** WHAT THE TASK ASKS **
Go to the line that contains "Transcribe the text in this document." and extract it along with every line after it, exactly, through the end of the data below.

** MATERIAL SHOWN **
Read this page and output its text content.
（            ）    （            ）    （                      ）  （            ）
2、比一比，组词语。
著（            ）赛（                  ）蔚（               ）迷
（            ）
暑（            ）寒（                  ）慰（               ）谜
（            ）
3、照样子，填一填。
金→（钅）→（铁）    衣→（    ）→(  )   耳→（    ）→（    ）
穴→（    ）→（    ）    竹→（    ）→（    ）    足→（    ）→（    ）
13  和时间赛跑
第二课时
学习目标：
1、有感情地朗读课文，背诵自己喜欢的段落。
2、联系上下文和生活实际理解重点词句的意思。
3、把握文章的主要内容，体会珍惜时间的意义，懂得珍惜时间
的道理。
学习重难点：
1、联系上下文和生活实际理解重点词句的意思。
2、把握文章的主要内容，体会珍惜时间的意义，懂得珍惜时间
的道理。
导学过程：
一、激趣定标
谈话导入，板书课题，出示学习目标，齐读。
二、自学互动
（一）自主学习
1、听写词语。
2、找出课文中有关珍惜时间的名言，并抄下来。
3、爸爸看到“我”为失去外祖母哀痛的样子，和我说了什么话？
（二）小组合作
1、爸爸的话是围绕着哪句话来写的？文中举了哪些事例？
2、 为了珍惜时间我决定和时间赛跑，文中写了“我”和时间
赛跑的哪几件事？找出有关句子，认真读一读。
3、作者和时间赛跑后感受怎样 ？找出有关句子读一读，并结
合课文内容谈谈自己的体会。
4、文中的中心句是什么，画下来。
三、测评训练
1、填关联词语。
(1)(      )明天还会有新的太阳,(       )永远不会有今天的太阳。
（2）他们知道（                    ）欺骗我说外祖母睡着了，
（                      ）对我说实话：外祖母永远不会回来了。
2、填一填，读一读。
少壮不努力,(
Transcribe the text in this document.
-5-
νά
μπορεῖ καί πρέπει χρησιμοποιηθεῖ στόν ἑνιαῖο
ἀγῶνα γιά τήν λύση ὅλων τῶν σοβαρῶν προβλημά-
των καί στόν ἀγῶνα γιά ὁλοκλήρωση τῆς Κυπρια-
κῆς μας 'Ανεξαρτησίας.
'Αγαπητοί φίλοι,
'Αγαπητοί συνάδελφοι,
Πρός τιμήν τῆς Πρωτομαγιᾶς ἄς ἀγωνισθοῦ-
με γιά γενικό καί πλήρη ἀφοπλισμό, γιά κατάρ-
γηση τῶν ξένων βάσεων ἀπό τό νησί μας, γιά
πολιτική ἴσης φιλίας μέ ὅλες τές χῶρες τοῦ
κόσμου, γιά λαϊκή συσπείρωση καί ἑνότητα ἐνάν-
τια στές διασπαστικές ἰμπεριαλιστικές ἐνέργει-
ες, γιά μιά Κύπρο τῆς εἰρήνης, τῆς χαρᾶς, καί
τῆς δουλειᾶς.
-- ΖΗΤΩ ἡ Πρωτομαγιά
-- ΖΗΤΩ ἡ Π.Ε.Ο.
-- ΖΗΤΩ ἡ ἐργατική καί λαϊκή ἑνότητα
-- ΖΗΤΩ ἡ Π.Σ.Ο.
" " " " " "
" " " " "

** RESULT **
Transcribe the text in this document.
-5-
νά
μπορεῖ καί πρέπει χρησιμοποιηθεῖ στόν ἑνιαῖο
ἀγῶνα γιά τήν λύση ὅλων τῶν σοβαρῶν προβλημά-
των καί στόν ἀγῶνα γιά ὁλοκλήρωση τῆς Κυπρια-
κῆς μας 'Ανεξαρτησίας.
'Αγαπητοί φίλοι,
'Αγαπητοί συνάδελφοι,
Πρός τιμήν τῆς Πρωτομαγιᾶς ἄς ἀγωνισθοῦ-
με γιά γενικό καί πλήρη ἀφοπλισμό, γιά κατάρ-
γηση τῶν ξένων βάσεων ἀπό τό νησί μας, γιά
πολιτική ἴσης φιλίας μέ ὅλες τές χῶρες τοῦ
κόσμου, γιά λαϊκή συσπείρωση καί ἑνότητα ἐνάν-
τια στές διασπαστικές ἰμπεριαλιστικές ἐνέργει-
ες, γιά μιά Κύπρο τῆς εἰρήνης, τῆς χαρᾶς, καί
τῆς δουλειᾶς.
-- ΖΗΤΩ ἡ Πρωτομαγιά
-- ΖΗΤΩ ἡ Π.Ε.Ο.
-- ΖΗΤΩ ἡ ἐργατική καί λαϊκή ἑνότητα
-- ΖΗΤΩ ἡ Π.Σ.Ο.
" " " " " "
" " " " "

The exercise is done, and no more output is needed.